TASK. Which lines below hold the word "Kriging"? Copy all of them.

DATA SHOWN.
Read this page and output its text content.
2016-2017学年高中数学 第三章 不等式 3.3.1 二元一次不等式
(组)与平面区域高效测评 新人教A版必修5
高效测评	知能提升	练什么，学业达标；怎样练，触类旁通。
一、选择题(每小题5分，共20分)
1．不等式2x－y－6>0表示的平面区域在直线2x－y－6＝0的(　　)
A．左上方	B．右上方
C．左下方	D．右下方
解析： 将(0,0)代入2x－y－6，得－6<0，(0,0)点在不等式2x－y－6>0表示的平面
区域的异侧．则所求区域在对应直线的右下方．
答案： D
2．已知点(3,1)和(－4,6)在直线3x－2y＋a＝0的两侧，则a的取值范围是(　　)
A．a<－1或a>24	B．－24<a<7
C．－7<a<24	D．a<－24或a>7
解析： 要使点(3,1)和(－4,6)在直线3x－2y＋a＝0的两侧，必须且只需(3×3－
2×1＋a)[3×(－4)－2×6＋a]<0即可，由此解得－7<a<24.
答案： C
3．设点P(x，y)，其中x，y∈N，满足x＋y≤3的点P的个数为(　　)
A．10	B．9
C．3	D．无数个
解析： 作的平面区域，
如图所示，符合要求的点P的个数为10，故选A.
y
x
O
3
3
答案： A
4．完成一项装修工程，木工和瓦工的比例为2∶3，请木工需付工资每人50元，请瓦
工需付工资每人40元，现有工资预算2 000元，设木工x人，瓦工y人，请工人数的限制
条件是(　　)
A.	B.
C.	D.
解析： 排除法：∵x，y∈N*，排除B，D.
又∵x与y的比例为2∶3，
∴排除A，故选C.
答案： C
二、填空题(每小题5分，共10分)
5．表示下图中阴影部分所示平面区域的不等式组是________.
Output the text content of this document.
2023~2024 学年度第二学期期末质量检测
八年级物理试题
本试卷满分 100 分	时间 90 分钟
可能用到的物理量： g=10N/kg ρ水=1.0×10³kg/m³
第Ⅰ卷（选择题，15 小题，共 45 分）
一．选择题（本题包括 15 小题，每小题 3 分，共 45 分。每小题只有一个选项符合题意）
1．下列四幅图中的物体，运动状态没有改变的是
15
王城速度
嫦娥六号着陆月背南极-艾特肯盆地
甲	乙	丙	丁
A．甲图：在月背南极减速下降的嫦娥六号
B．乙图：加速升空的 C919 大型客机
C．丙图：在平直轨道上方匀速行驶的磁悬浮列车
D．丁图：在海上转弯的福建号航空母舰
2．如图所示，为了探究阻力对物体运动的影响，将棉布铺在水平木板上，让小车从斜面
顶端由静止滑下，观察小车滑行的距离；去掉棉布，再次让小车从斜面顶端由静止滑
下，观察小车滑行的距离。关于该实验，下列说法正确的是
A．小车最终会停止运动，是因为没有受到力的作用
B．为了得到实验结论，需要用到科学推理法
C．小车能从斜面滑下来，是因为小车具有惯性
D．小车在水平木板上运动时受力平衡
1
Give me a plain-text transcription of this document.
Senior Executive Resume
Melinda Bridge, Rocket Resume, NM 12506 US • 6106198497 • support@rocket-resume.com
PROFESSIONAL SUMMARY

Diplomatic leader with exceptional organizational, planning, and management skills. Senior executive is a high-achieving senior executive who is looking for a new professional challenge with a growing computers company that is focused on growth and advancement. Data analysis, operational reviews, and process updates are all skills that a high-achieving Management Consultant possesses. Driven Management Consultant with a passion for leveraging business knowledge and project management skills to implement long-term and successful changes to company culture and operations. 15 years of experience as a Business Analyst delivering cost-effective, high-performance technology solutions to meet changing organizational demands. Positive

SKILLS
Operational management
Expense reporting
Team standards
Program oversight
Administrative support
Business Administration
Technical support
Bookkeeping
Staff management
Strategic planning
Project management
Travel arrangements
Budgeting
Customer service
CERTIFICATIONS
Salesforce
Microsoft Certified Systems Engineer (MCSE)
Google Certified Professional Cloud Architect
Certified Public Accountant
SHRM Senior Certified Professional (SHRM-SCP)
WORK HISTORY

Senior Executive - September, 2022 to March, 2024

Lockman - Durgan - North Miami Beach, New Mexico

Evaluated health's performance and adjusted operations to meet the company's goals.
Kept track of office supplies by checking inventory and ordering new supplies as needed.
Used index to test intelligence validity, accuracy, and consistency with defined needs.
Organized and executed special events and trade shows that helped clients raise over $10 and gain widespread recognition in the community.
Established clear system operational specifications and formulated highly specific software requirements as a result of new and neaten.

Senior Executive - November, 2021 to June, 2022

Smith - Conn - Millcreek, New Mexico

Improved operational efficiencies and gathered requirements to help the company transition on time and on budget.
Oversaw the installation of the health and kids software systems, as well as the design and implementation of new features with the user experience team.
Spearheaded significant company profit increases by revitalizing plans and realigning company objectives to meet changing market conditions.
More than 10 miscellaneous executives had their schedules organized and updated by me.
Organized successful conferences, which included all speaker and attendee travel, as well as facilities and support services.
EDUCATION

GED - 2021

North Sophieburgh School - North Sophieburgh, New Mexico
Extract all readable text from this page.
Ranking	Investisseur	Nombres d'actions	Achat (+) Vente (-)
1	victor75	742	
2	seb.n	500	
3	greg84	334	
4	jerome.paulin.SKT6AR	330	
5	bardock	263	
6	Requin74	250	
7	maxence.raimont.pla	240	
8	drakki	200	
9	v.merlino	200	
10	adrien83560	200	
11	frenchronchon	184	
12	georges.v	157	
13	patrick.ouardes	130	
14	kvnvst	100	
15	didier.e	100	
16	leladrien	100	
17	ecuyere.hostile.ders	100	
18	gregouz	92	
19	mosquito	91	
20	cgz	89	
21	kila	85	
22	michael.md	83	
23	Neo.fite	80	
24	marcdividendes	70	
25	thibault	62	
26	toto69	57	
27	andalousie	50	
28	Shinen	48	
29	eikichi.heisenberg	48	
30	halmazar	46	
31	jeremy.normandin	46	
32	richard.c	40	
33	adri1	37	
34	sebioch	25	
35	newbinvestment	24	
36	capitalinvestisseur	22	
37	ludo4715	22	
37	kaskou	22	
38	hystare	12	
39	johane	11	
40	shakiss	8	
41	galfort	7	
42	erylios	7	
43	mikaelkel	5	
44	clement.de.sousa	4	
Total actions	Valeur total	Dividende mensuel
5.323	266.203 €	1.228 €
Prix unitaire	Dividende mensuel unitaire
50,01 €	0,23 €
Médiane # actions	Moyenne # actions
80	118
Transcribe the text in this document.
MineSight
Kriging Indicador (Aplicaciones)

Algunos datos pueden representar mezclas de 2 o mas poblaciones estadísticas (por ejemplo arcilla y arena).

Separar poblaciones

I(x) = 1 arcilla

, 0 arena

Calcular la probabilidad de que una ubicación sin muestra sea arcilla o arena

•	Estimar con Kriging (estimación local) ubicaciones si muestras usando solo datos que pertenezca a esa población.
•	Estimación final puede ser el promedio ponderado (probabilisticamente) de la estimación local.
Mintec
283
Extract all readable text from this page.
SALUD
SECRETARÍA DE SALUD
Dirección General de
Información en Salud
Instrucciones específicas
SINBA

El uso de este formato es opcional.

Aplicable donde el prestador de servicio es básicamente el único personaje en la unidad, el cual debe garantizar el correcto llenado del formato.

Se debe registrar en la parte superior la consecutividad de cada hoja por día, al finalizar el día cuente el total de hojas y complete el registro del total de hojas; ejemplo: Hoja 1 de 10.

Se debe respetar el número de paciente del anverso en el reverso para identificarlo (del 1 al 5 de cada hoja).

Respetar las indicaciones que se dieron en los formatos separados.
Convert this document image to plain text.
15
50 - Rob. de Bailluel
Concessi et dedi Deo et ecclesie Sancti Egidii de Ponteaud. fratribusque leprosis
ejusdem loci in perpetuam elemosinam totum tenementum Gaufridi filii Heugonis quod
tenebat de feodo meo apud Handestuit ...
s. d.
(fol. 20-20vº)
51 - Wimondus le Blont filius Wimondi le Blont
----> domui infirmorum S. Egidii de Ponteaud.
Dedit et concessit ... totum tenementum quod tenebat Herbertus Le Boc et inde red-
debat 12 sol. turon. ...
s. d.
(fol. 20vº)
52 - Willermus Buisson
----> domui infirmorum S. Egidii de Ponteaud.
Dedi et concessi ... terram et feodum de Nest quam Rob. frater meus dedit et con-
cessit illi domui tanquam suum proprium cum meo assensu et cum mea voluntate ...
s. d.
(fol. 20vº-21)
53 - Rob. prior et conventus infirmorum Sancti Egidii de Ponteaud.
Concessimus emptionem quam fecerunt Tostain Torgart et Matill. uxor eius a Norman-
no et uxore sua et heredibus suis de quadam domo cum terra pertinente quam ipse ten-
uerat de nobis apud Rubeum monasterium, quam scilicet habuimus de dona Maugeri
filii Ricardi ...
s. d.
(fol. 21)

FINISHED ANSWER.
Kriging Indicador (Aplicaciones)
•	Estimar con Kriging (estimación local) ubicaciones si muestras usando solo datos que pertenezca a esa población.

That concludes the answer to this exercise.